----- EXERCISE INPUT -----

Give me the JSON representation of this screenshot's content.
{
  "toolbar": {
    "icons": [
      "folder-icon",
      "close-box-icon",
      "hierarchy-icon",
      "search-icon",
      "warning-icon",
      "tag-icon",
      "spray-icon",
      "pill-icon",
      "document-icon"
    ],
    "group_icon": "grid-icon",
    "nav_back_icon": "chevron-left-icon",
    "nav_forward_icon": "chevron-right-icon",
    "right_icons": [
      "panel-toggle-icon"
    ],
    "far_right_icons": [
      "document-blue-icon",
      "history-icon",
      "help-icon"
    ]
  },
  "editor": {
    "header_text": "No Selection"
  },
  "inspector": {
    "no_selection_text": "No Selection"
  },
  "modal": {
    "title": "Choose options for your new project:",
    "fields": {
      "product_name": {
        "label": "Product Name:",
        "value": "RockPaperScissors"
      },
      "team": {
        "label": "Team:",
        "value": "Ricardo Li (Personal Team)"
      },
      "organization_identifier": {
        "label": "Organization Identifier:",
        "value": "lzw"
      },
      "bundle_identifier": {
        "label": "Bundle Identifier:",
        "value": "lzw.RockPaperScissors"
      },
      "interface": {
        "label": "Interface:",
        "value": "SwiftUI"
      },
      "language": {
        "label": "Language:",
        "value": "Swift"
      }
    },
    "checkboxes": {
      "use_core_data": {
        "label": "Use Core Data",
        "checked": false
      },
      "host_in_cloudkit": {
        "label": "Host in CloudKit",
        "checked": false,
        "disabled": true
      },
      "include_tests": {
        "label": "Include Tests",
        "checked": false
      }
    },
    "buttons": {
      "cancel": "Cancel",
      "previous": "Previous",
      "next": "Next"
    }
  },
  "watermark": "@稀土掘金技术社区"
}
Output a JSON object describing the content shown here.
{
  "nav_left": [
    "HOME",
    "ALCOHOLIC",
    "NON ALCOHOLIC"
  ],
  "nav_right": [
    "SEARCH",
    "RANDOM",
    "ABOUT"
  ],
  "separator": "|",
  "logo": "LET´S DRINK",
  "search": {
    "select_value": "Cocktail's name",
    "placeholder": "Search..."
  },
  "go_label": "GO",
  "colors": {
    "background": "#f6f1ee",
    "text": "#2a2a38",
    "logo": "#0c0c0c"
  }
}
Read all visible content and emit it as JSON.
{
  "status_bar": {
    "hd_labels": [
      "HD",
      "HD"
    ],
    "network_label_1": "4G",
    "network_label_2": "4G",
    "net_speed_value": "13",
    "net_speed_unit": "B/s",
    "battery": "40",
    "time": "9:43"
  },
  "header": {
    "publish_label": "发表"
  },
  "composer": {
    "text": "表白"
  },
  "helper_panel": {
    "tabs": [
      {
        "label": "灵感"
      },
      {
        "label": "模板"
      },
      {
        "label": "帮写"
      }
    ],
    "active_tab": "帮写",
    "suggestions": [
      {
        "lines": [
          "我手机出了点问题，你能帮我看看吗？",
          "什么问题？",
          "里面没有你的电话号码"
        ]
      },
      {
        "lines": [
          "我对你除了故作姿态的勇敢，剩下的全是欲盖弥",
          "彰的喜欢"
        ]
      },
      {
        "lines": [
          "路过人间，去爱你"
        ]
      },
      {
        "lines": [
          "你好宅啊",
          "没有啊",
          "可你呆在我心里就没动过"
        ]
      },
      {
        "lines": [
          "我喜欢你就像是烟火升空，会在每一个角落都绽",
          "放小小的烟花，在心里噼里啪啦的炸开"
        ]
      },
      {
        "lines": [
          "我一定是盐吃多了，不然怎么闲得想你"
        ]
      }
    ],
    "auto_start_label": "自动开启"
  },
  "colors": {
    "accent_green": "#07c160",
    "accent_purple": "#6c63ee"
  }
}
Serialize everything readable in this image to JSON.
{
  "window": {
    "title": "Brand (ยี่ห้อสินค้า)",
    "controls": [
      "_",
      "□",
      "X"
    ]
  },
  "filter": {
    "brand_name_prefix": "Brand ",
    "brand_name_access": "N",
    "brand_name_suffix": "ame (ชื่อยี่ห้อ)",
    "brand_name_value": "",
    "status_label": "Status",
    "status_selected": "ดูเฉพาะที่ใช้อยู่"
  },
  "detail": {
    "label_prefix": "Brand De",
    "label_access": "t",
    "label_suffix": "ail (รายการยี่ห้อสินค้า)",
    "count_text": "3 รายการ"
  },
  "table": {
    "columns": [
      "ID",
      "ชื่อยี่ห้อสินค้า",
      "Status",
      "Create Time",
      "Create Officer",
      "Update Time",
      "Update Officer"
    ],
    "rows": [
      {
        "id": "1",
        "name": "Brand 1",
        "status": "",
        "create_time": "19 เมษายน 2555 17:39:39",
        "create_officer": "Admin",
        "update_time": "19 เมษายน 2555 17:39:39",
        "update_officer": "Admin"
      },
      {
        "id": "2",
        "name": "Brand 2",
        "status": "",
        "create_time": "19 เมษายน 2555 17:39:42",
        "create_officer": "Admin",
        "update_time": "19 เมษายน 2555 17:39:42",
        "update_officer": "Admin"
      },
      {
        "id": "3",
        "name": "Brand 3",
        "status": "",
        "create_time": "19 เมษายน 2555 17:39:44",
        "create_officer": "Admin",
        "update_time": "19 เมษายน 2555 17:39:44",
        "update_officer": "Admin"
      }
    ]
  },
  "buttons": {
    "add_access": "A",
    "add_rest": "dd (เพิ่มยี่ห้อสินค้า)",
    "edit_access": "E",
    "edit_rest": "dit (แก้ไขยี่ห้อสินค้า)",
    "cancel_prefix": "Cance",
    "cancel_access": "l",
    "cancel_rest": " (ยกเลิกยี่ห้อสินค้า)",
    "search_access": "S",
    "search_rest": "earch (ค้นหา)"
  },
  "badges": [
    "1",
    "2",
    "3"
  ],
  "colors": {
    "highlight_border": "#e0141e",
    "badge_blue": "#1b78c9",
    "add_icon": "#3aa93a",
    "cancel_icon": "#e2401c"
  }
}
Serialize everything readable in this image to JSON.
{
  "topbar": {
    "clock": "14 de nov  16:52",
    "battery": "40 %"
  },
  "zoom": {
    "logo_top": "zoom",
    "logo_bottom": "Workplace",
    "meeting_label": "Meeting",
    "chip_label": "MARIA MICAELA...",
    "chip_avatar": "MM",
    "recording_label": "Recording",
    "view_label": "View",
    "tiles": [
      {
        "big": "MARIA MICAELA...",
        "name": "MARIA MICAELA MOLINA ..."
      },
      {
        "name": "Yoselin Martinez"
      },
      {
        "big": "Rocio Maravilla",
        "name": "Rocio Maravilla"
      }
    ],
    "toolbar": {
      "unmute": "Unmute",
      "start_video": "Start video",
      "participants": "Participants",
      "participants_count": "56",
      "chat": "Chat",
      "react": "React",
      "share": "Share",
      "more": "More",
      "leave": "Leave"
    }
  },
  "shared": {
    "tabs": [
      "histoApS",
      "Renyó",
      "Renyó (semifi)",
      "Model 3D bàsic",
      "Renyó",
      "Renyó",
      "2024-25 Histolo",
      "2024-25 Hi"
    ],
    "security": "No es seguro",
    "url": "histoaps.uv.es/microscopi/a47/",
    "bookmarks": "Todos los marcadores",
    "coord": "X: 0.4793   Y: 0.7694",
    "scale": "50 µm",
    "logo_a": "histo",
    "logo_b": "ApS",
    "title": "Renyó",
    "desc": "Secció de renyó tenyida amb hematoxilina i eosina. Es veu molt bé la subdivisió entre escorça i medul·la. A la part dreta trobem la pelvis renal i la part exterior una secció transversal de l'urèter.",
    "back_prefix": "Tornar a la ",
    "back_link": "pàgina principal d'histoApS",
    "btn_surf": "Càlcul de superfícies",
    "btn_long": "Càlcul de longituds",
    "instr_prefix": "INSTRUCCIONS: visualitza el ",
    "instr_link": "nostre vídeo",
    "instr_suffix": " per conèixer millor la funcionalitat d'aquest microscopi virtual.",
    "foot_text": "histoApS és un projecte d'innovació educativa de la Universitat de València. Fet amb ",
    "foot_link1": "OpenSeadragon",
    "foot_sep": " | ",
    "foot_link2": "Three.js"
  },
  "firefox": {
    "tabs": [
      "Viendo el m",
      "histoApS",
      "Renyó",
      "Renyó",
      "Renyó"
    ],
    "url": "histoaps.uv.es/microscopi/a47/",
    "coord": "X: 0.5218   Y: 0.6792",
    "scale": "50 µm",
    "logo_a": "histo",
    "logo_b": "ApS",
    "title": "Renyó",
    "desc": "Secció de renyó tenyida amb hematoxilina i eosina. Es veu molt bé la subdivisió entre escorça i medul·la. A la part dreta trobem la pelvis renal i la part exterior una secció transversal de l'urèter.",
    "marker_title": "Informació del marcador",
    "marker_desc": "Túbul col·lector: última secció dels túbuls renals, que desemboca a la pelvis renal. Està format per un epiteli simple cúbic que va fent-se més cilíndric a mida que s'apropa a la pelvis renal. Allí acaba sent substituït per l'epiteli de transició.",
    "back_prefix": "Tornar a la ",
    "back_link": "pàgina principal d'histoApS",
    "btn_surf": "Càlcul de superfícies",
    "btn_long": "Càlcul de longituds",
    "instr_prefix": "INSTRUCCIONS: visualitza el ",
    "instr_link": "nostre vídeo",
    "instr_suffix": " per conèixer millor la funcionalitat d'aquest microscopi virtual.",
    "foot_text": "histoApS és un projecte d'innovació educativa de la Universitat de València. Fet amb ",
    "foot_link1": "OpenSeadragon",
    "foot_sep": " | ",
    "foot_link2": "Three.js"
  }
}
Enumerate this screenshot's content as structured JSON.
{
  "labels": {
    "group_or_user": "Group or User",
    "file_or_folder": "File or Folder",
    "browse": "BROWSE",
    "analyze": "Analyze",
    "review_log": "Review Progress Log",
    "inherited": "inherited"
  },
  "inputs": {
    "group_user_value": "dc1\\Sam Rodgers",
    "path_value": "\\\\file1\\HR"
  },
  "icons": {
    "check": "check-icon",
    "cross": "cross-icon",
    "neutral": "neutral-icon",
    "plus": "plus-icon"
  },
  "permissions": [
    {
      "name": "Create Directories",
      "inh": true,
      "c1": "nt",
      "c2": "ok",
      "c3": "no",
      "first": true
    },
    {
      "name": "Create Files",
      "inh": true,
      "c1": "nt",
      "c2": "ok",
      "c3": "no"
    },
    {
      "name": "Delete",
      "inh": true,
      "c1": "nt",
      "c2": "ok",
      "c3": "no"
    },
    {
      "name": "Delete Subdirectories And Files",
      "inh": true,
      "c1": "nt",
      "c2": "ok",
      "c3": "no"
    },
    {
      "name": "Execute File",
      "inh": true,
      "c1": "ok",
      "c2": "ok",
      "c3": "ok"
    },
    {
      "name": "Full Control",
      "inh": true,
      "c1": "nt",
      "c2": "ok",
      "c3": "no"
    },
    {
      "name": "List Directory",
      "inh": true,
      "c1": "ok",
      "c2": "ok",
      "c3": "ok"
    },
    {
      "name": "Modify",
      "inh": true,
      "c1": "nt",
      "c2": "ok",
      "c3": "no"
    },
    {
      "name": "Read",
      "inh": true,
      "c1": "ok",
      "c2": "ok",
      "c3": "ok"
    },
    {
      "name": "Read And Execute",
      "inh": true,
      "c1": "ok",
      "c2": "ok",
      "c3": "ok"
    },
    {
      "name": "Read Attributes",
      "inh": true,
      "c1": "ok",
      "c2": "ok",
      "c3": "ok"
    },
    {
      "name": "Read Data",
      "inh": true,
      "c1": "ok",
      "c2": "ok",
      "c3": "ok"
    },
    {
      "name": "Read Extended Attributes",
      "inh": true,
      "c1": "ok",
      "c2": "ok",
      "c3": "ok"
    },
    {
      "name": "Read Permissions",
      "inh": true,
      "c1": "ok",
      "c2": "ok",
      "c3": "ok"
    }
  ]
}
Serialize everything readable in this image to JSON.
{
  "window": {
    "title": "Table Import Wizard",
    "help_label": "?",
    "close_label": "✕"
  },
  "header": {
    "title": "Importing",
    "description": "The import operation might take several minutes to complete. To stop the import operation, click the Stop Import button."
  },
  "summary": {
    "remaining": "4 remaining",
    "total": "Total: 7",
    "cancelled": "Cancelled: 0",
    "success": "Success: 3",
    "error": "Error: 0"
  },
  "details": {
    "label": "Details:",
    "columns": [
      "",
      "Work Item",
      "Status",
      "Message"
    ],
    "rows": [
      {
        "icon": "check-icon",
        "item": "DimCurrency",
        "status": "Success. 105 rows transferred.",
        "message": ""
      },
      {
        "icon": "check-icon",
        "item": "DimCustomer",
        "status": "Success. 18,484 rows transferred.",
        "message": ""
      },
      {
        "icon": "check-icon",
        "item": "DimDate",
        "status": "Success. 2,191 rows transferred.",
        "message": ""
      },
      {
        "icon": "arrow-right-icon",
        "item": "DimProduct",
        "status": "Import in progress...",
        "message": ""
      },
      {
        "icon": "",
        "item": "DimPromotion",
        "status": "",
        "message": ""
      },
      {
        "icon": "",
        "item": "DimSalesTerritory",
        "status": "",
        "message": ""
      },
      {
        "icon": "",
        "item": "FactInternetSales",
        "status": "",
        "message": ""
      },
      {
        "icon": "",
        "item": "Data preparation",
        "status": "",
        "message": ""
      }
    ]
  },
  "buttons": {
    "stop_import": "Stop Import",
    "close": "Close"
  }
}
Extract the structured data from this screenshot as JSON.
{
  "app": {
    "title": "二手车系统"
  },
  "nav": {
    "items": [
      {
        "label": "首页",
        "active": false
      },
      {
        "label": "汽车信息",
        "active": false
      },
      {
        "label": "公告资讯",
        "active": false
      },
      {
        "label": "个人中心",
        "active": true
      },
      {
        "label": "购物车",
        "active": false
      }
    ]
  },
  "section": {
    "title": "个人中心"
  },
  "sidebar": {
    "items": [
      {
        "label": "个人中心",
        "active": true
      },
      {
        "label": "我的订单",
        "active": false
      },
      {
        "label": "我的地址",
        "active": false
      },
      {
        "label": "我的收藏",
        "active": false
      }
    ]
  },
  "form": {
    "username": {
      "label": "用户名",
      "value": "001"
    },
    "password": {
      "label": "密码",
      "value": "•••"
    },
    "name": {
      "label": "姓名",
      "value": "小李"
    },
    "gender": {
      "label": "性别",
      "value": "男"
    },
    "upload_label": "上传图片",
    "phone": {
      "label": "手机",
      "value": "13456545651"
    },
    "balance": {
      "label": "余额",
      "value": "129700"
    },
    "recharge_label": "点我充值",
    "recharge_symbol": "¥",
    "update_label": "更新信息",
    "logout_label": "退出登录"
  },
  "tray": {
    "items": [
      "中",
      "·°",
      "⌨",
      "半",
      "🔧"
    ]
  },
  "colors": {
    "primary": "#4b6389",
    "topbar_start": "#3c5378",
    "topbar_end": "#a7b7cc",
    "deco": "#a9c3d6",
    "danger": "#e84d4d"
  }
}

-----

YOUR INSTRUCTIONS: Give the number of lines in the records that contain the string "RockPaperScissors", with no other output.

SOLUTION BELOW: 2